• **Objective**
How many lines of the entries below include the word "Check"? Answer with the number alone.

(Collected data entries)
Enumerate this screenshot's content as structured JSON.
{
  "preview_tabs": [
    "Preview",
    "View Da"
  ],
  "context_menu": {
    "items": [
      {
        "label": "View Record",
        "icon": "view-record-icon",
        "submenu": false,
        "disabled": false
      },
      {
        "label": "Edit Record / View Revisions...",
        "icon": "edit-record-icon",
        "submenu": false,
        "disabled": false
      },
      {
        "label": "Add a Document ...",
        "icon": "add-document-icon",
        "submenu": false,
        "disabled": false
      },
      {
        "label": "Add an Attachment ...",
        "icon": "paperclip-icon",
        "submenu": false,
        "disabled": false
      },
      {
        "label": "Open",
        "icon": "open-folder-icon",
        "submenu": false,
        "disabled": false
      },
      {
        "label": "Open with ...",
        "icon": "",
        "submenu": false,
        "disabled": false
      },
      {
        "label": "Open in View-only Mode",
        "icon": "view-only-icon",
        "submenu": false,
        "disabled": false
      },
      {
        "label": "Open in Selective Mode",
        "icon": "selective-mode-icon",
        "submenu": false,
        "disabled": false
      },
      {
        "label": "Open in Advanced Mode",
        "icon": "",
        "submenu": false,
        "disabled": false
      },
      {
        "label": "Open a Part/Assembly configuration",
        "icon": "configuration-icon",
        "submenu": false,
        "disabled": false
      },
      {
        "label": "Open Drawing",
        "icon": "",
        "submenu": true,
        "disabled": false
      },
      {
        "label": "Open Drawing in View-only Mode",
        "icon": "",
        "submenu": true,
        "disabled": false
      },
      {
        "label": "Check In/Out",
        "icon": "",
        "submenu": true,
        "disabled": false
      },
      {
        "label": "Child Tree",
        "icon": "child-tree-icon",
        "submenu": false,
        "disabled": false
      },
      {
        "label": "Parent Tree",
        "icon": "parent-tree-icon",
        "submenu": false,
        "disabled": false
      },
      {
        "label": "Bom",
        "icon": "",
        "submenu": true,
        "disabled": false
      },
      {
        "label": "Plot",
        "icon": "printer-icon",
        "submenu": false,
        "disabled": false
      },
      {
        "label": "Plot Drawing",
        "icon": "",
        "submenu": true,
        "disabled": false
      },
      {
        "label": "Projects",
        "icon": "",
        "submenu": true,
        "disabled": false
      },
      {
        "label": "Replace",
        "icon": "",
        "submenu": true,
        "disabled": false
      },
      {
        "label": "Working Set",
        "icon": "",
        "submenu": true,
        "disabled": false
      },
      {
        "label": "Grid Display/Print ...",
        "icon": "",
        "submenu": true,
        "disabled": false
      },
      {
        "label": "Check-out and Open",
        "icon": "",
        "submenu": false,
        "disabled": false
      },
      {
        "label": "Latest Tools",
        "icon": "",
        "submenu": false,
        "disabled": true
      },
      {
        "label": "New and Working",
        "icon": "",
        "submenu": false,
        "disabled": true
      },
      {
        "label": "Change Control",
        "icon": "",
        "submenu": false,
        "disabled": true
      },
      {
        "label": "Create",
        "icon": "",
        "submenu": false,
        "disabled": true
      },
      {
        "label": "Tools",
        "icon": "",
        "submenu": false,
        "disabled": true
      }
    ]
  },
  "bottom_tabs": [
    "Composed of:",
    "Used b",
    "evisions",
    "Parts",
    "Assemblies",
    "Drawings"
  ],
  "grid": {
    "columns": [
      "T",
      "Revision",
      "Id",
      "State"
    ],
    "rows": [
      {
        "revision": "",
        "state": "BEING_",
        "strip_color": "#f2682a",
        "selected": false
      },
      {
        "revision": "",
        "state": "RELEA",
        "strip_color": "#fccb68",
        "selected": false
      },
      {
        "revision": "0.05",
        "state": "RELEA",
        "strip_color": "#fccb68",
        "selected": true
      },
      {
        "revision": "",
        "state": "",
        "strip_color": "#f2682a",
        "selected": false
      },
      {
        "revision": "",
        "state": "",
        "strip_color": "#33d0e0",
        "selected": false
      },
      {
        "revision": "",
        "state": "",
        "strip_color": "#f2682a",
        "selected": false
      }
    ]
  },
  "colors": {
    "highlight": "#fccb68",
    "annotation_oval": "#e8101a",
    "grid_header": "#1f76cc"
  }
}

• **Answer below**
2